• **Written request**
Reproduce the listing below line for line, changing nothing.

— Start of Dataset records —

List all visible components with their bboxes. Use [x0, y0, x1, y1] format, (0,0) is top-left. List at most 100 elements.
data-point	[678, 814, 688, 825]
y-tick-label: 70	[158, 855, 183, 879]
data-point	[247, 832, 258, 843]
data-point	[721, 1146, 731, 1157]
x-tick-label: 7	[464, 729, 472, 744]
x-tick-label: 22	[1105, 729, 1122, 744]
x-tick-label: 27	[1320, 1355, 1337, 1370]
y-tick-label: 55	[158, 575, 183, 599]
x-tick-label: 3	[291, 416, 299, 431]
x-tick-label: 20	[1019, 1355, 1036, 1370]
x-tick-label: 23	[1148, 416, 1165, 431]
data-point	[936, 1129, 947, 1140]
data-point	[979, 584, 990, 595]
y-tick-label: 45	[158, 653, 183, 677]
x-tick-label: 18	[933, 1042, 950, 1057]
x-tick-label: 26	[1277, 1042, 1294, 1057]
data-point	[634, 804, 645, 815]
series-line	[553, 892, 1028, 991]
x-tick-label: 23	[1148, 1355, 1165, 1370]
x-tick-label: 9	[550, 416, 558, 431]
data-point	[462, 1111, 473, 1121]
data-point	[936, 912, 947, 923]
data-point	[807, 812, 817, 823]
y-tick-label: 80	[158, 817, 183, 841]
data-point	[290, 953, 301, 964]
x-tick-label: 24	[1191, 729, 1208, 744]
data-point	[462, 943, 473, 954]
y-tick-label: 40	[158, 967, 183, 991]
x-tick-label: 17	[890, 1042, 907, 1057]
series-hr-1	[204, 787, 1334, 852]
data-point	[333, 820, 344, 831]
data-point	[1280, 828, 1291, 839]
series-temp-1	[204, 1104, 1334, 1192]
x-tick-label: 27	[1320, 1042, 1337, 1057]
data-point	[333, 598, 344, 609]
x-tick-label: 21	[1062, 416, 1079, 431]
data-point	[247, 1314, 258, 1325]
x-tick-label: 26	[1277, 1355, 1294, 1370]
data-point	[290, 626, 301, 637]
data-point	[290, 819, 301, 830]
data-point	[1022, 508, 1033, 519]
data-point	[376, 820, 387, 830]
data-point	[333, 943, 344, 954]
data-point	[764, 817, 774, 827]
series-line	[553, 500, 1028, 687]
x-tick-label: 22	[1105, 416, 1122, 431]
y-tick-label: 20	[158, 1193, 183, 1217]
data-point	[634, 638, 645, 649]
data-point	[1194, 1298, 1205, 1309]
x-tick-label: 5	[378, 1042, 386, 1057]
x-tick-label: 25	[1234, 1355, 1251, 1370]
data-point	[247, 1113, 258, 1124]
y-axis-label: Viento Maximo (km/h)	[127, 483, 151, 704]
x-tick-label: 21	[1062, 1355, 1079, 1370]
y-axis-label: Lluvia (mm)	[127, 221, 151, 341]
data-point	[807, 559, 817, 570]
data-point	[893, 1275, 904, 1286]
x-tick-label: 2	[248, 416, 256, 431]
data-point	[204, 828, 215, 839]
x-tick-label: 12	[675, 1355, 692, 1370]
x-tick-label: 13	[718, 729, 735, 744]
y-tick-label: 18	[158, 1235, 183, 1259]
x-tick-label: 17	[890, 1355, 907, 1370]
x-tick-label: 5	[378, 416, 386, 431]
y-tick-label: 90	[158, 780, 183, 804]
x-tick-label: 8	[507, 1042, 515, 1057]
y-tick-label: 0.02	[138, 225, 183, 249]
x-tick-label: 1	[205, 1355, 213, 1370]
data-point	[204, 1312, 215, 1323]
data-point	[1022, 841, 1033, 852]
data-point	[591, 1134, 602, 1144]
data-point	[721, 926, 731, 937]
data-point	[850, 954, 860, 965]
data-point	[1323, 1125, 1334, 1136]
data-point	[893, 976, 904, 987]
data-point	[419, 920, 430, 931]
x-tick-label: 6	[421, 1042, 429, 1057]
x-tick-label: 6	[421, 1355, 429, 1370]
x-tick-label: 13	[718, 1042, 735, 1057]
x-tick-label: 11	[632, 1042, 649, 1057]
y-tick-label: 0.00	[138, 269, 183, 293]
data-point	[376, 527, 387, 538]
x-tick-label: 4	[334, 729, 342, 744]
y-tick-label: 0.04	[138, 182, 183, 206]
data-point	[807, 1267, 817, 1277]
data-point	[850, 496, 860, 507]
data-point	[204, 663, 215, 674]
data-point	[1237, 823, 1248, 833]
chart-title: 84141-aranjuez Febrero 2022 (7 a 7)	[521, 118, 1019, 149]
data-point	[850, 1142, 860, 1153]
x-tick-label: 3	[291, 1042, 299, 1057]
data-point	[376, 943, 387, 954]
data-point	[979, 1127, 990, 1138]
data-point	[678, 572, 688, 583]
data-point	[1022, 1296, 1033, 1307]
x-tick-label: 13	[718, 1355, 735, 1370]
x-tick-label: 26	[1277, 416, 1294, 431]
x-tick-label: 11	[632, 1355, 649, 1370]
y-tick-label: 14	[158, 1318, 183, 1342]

— End of Dataset records —

• **Task output**
List all visible components with their bboxes. Use [x0, y0, x1, y1] format, (0,0) is top-left. List at most 100 elements.
data-point	[678, 814, 688, 825]
y-tick-label: 70	[158, 855, 183, 879]
data-point	[247, 832, 258, 843]
data-point	[721, 1146, 731, 1157]
x-tick-label: 7	[464, 729, 472, 744]
x-tick-label: 22	[1105, 729, 1122, 744]
x-tick-label: 27	[1320, 1355, 1337, 1370]
y-tick-label: 55	[158, 575, 183, 599]
x-tick-label: 3	[291, 416, 299, 431]
x-tick-label: 20	[1019, 1355, 1036, 1370]
x-tick-label: 23	[1148, 416, 1165, 431]
data-point	[936, 1129, 947, 1140]
data-point	[979, 584, 990, 595]
y-tick-label: 45	[158, 653, 183, 677]
x-tick-label: 18	[933, 1042, 950, 1057]
x-tick-label: 26	[1277, 1042, 1294, 1057]
data-point	[634, 804, 645, 815]
series-line	[553, 892, 1028, 991]
x-tick-label: 23	[1148, 1355, 1165, 1370]
x-tick-label: 9	[550, 416, 558, 431]
data-point	[462, 1111, 473, 1121]
data-point	[936, 912, 947, 923]
data-point	[807, 812, 817, 823]
y-tick-label: 80	[158, 817, 183, 841]
data-point	[290, 953, 301, 964]
x-tick-label: 24	[1191, 729, 1208, 744]
data-point	[462, 943, 473, 954]
y-tick-label: 40	[158, 967, 183, 991]
x-tick-label: 17	[890, 1042, 907, 1057]
series-hr-1	[204, 787, 1334, 852]
data-point	[333, 820, 344, 831]
data-point	[1280, 828, 1291, 839]
series-temp-1	[204, 1104, 1334, 1192]
x-tick-label: 27	[1320, 1042, 1337, 1057]
data-point	[333, 598, 344, 609]
x-tick-label: 21	[1062, 416, 1079, 431]
data-point	[247, 1314, 258, 1325]
x-tick-label: 26	[1277, 1355, 1294, 1370]
data-point	[290, 626, 301, 637]
data-point	[290, 819, 301, 830]
data-point	[1022, 508, 1033, 519]
data-point	[376, 820, 387, 830]
data-point	[333, 943, 344, 954]
data-point	[764, 817, 774, 827]
series-line	[553, 500, 1028, 687]
x-tick-label: 22	[1105, 416, 1122, 431]
y-tick-label: 20	[158, 1193, 183, 1217]
data-point	[634, 638, 645, 649]
data-point	[1194, 1298, 1205, 1309]
x-tick-label: 5	[378, 1042, 386, 1057]
x-tick-label: 25	[1234, 1355, 1251, 1370]
data-point	[247, 1113, 258, 1124]
y-axis-label: Viento Maximo (km/h)	[127, 483, 151, 704]
x-tick-label: 21	[1062, 1355, 1079, 1370]
y-axis-label: Lluvia (mm)	[127, 221, 151, 341]
data-point	[807, 559, 817, 570]
data-point	[893, 1275, 904, 1286]
x-tick-label: 2	[248, 416, 256, 431]
data-point	[204, 828, 215, 839]
x-tick-label: 12	[675, 1355, 692, 1370]
x-tick-label: 13	[718, 729, 735, 744]
y-tick-label: 18	[158, 1235, 183, 1259]
x-tick-label: 17	[890, 1355, 907, 1370]
x-tick-label: 5	[378, 416, 386, 431]
y-tick-label: 90	[158, 780, 183, 804]
x-tick-label: 8	[507, 1042, 515, 1057]
y-tick-label: 0.02	[138, 225, 183, 249]
x-tick-label: 1	[205, 1355, 213, 1370]
data-point	[204, 1312, 215, 1323]
data-point	[1022, 841, 1033, 852]
data-point	[591, 1134, 602, 1144]
data-point	[721, 926, 731, 937]
data-point	[850, 954, 860, 965]
data-point	[1323, 1125, 1334, 1136]
data-point	[893, 976, 904, 987]
data-point	[419, 920, 430, 931]
x-tick-label: 6	[421, 1042, 429, 1057]
x-tick-label: 6	[421, 1355, 429, 1370]
x-tick-label: 13	[718, 1042, 735, 1057]
x-tick-label: 11	[632, 1042, 649, 1057]
y-tick-label: 0.00	[138, 269, 183, 293]
data-point	[376, 527, 387, 538]
x-tick-label: 4	[334, 729, 342, 744]
y-tick-label: 0.04	[138, 182, 183, 206]
data-point	[807, 1267, 817, 1277]
data-point	[850, 496, 860, 507]
data-point	[204, 663, 215, 674]
data-point	[1237, 823, 1248, 833]
chart-title: 84141-aranjuez Febrero 2022 (7 a 7)	[521, 118, 1019, 149]
data-point	[850, 1142, 860, 1153]
x-tick-label: 3	[291, 1042, 299, 1057]
data-point	[376, 943, 387, 954]
data-point	[979, 1127, 990, 1138]
data-point	[678, 572, 688, 583]
data-point	[1022, 1296, 1033, 1307]
x-tick-label: 13	[718, 1355, 735, 1370]
x-tick-label: 26	[1277, 416, 1294, 431]
x-tick-label: 11	[632, 1355, 649, 1370]
y-tick-label: 14	[158, 1318, 183, 1342]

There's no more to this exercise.